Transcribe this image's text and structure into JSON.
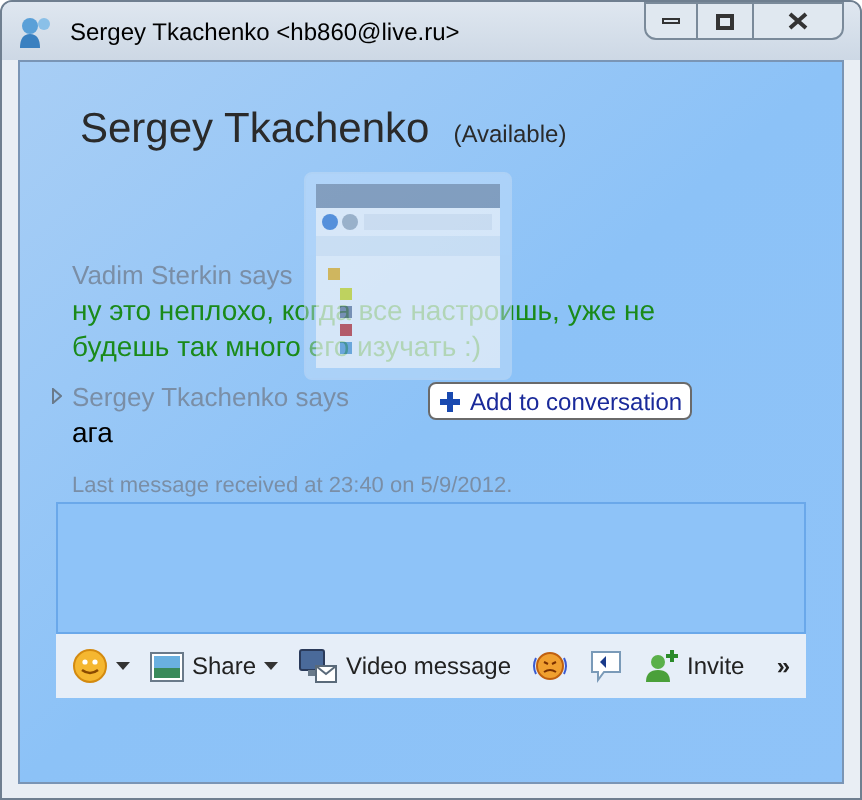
{
  "window": {
    "title": "Sergey Tkachenko <hb860@live.ru>"
  },
  "contact": {
    "name": "Sergey Tkachenko",
    "status": "(Available)"
  },
  "messages": [
    {
      "sender": "Vadim Sterkin says",
      "text": "ну это неплохо, когда все настроишь, уже не будешь так много его изучать :)",
      "color": "#1a8a1a",
      "collapsed": false
    },
    {
      "sender": "Sergey Tkachenko says",
      "text": "ага",
      "color": "#000000",
      "collapsed": true
    }
  ],
  "last_message": "Last message received at 23:40 on 5/9/2012.",
  "drag_tooltip": {
    "label": "Add to conversation"
  },
  "toolbar": [
    {
      "kind": "emoticon",
      "dropdown": true
    },
    {
      "kind": "share",
      "label": "Share",
      "dropdown": true
    },
    {
      "kind": "video",
      "label": "Video message",
      "dropdown": false
    },
    {
      "kind": "nudge",
      "dropdown": false
    },
    {
      "kind": "voice",
      "dropdown": false
    },
    {
      "kind": "invite",
      "label": "Invite",
      "dropdown": false
    }
  ],
  "overflow": "»"
}
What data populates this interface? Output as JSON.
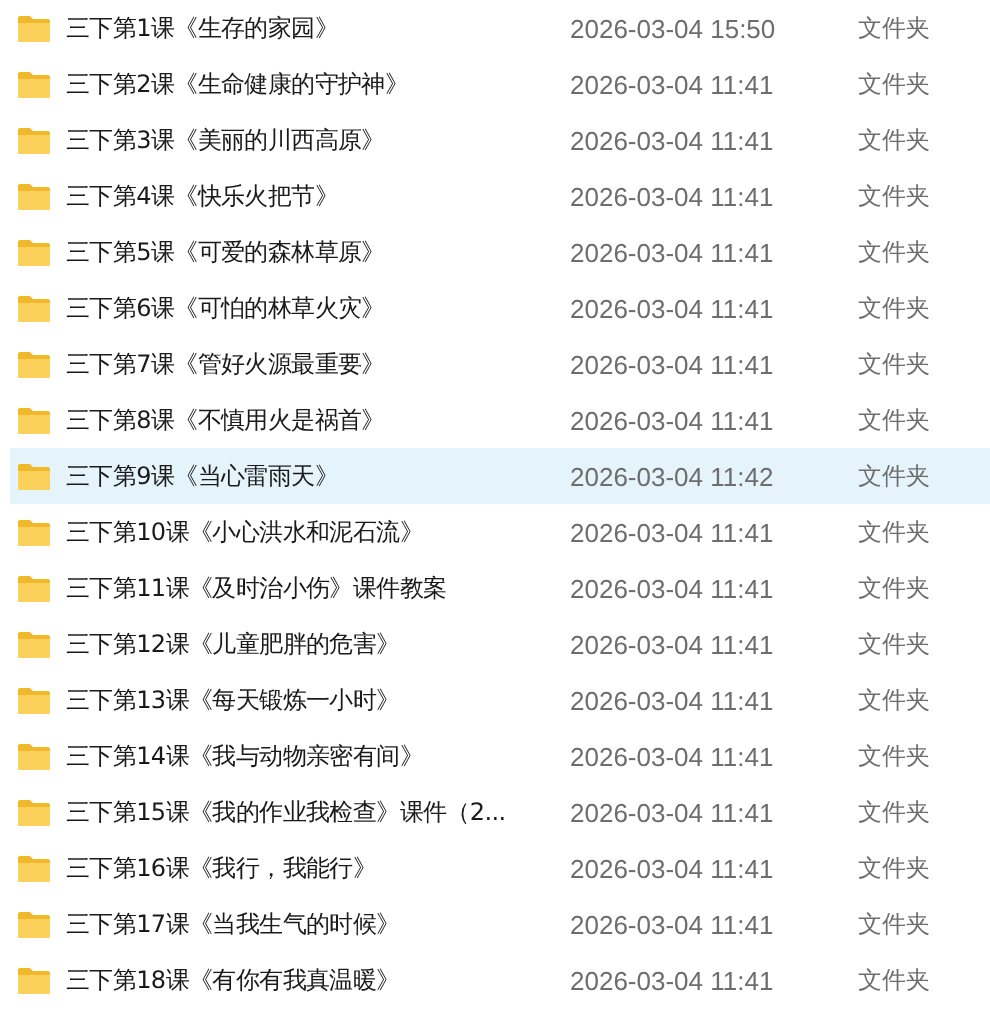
{
  "rows": [
    {
      "name": "三下第1课《生存的家园》",
      "date": "2026-03-04 15:50",
      "type": "文件夹",
      "selected": false
    },
    {
      "name": "三下第2课《生命健康的守护神》",
      "date": "2026-03-04 11:41",
      "type": "文件夹",
      "selected": false
    },
    {
      "name": "三下第3课《美丽的川西高原》",
      "date": "2026-03-04 11:41",
      "type": "文件夹",
      "selected": false
    },
    {
      "name": "三下第4课《快乐火把节》",
      "date": "2026-03-04 11:41",
      "type": "文件夹",
      "selected": false
    },
    {
      "name": "三下第5课《可爱的森林草原》",
      "date": "2026-03-04 11:41",
      "type": "文件夹",
      "selected": false
    },
    {
      "name": "三下第6课《可怕的林草火灾》",
      "date": "2026-03-04 11:41",
      "type": "文件夹",
      "selected": false
    },
    {
      "name": "三下第7课《管好火源最重要》",
      "date": "2026-03-04 11:41",
      "type": "文件夹",
      "selected": false
    },
    {
      "name": "三下第8课《不慎用火是祸首》",
      "date": "2026-03-04 11:41",
      "type": "文件夹",
      "selected": false
    },
    {
      "name": "三下第9课《当心雷雨天》",
      "date": "2026-03-04 11:42",
      "type": "文件夹",
      "selected": true
    },
    {
      "name": "三下第10课《小心洪水和泥石流》",
      "date": "2026-03-04 11:41",
      "type": "文件夹",
      "selected": false
    },
    {
      "name": "三下第11课《及时治小伤》课件教案",
      "date": "2026-03-04 11:41",
      "type": "文件夹",
      "selected": false
    },
    {
      "name": "三下第12课《儿童肥胖的危害》",
      "date": "2026-03-04 11:41",
      "type": "文件夹",
      "selected": false
    },
    {
      "name": "三下第13课《每天锻炼一小时》",
      "date": "2026-03-04 11:41",
      "type": "文件夹",
      "selected": false
    },
    {
      "name": "三下第14课《我与动物亲密有间》",
      "date": "2026-03-04 11:41",
      "type": "文件夹",
      "selected": false
    },
    {
      "name": "三下第15课《我的作业我检查》课件（2...",
      "date": "2026-03-04 11:41",
      "type": "文件夹",
      "selected": false
    },
    {
      "name": "三下第16课《我行，我能行》",
      "date": "2026-03-04 11:41",
      "type": "文件夹",
      "selected": false
    },
    {
      "name": "三下第17课《当我生气的时候》",
      "date": "2026-03-04 11:41",
      "type": "文件夹",
      "selected": false
    },
    {
      "name": "三下第18课《有你有我真温暖》",
      "date": "2026-03-04 11:41",
      "type": "文件夹",
      "selected": false
    }
  ]
}
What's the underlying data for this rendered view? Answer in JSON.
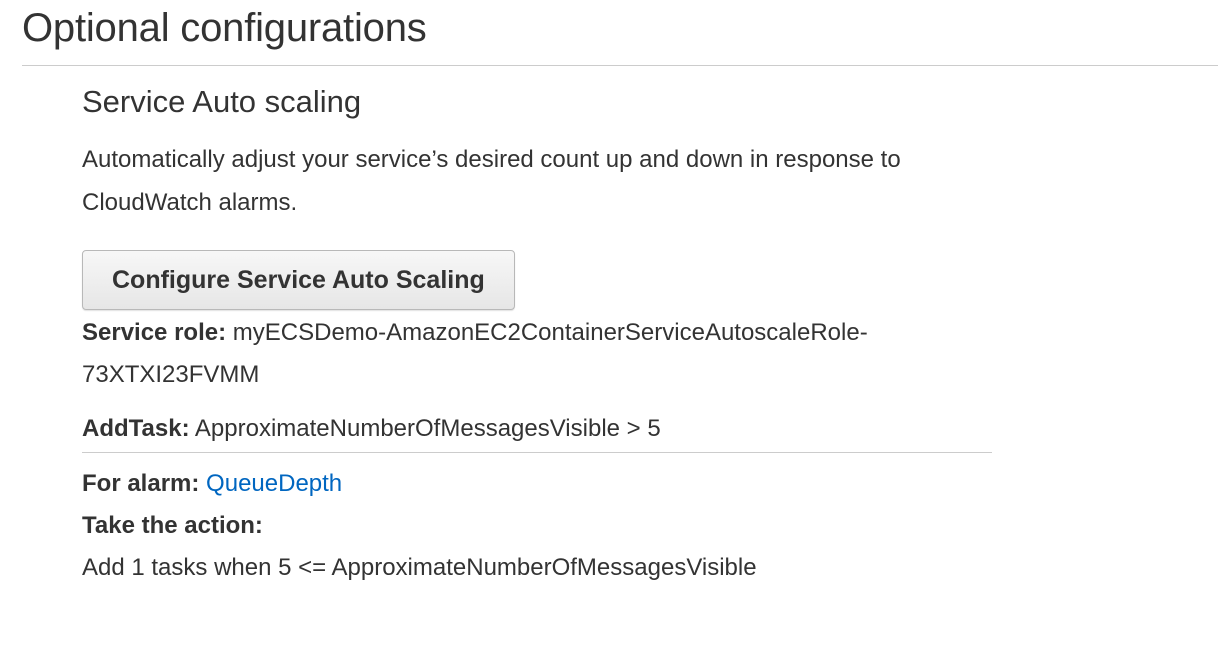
{
  "page": {
    "title": "Optional configurations"
  },
  "auto_scaling": {
    "title": "Service Auto scaling",
    "description": "Automatically adjust your service’s desired count up and down in response to CloudWatch alarms.",
    "configure_button_label": "Configure Service Auto Scaling",
    "service_role_label": "Service role:",
    "service_role_value": "myECSDemo-AmazonEC2ContainerServiceAutoscaleRole-73XTXI23FVMM",
    "policy": {
      "name_label": "AddTask:",
      "condition": "ApproximateNumberOfMessagesVisible > 5",
      "alarm_label": "For alarm:",
      "alarm_name": "QueueDepth",
      "action_label": "Take the action:",
      "action_value": "Add 1 tasks when 5 <= ApproximateNumberOfMessagesVisible"
    }
  },
  "colors": {
    "text": "#333333",
    "link": "#0066c0",
    "divider": "#cccccc"
  }
}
========================================================================
WHAT TO WORK ON -
Every record above must be given again exactly; drop the pictures.

TASK RESPONSE -
Transcribe this image's text and structure into JSON.
{
  "window": {
    "title": "Sergey Tkachenko <hb860@live.ru>"
  },
  "contact": {
    "name": "Sergey Tkachenko",
    "status": "(Available)"
  },
  "messages": [
    {
      "sender": "Vadim Sterkin says",
      "text": "ну это неплохо, когда все настроишь, уже не будешь так много его изучать :)",
      "color": "#1a8a1a",
      "collapsed": false
    },
    {
      "sender": "Sergey Tkachenko says",
      "text": "ага",
      "color": "#000000",
      "collapsed": true
    }
  ],
  "last_message": "Last message received at 23:40 on 5/9/2012.",
  "drag_tooltip": {
    "label": "Add to conversation"
  },
  "toolbar": [
    {
      "kind": "emoticon",
      "dropdown": true
    },
    {
      "kind": "share",
      "label": "Share",
      "dropdown": true
    },
    {
      "kind": "video",
      "label": "Video message",
      "dropdown": false
    },
    {
      "kind": "nudge",
      "dropdown": false
    },
    {
      "kind": "voice",
      "dropdown": false
    },
    {
      "kind": "invite",
      "label": "Invite",
      "dropdown": false
    }
  ],
  "overflow": "»"
}
What data populates this interface? Output as JSON.
{
  "rows": [
    {
      "name": "三下第1课《生存的家园》",
      "date": "2026-03-04 15:50",
      "type": "文件夹",
      "selected": false
    },
    {
      "name": "三下第2课《生命健康的守护神》",
      "date": "2026-03-04 11:41",
      "type": "文件夹",
      "selected": false
    },
    {
      "name": "三下第3课《美丽的川西高原》",
      "date": "2026-03-04 11:41",
      "type": "文件夹",
      "selected": false
    },
    {
      "name": "三下第4课《快乐火把节》",
      "date": "2026-03-04 11:41",
      "type": "文件夹",
      "selected": false
    },
    {
      "name": "三下第5课《可爱的森林草原》",
      "date": "2026-03-04 11:41",
      "type": "文件夹",
      "selected": false
    },
    {
      "name": "三下第6课《可怕的林草火灾》",
      "date": "2026-03-04 11:41",
      "type": "文件夹",
      "selected": false
    },
    {
      "name": "三下第7课《管好火源最重要》",
      "date": "2026-03-04 11:41",
      "type": "文件夹",
      "selected": false
    },
    {
      "name": "三下第8课《不慎用火是祸首》",
      "date": "2026-03-04 11:41",
      "type": "文件夹",
      "selected": false
    },
    {
      "name": "三下第9课《当心雷雨天》",
      "date": "2026-03-04 11:42",
      "type": "文件夹",
      "selected": true
    },
    {
      "name": "三下第10课《小心洪水和泥石流》",
      "date": "2026-03-04 11:41",
      "type": "文件夹",
      "selected": false
    },
    {
      "name": "三下第11课《及时治小伤》课件教案",
      "date": "2026-03-04 11:41",
      "type": "文件夹",
      "selected": false
    },
    {
      "name": "三下第12课《儿童肥胖的危害》",
      "date": "2026-03-04 11:41",
      "type": "文件夹",
      "selected": false
    },
    {
      "name": "三下第13课《每天锻炼一小时》",
      "date": "2026-03-04 11:41",
      "type": "文件夹",
      "selected": false
    },
    {
      "name": "三下第14课《我与动物亲密有间》",
      "date": "2026-03-04 11:41",
      "type": "文件夹",
      "selected": false
    },
    {
      "name": "三下第15课《我的作业我检查》课件（2...",
      "date": "2026-03-04 11:41",
      "type": "文件夹",
      "selected": false
    },
    {
      "name": "三下第16课《我行，我能行》",
      "date": "2026-03-04 11:41",
      "type": "文件夹",
      "selected": false
    },
    {
      "name": "三下第17课《当我生气的时候》",
      "date": "2026-03-04 11:41",
      "type": "文件夹",
      "selected": false
    },
    {
      "name": "三下第18课《有你有我真温暖》",
      "date": "2026-03-04 11:41",
      "type": "文件夹",
      "selected": false
    }
  ]
}
What's the underlying data for this rendered view? Answer in JSON.
{
  "page": {
    "title": "Optional configurations"
  },
  "auto_scaling": {
    "title": "Service Auto scaling",
    "description": "Automatically adjust your service’s desired count up and down in response to CloudWatch alarms.",
    "configure_button_label": "Configure Service Auto Scaling",
    "service_role_label": "Service role:",
    "service_role_value": "myECSDemo-AmazonEC2ContainerServiceAutoscaleRole-73XTXI23FVMM",
    "policy": {
      "name_label": "AddTask:",
      "condition": "ApproximateNumberOfMessagesVisible > 5",
      "alarm_label": "For alarm:",
      "alarm_name": "QueueDepth",
      "action_label": "Take the action:",
      "action_value": "Add 1 tasks when 5 <= ApproximateNumberOfMessagesVisible"
    }
  },
  "colors": {
    "text": "#333333",
    "link": "#0066c0",
    "divider": "#cccccc"
  }
}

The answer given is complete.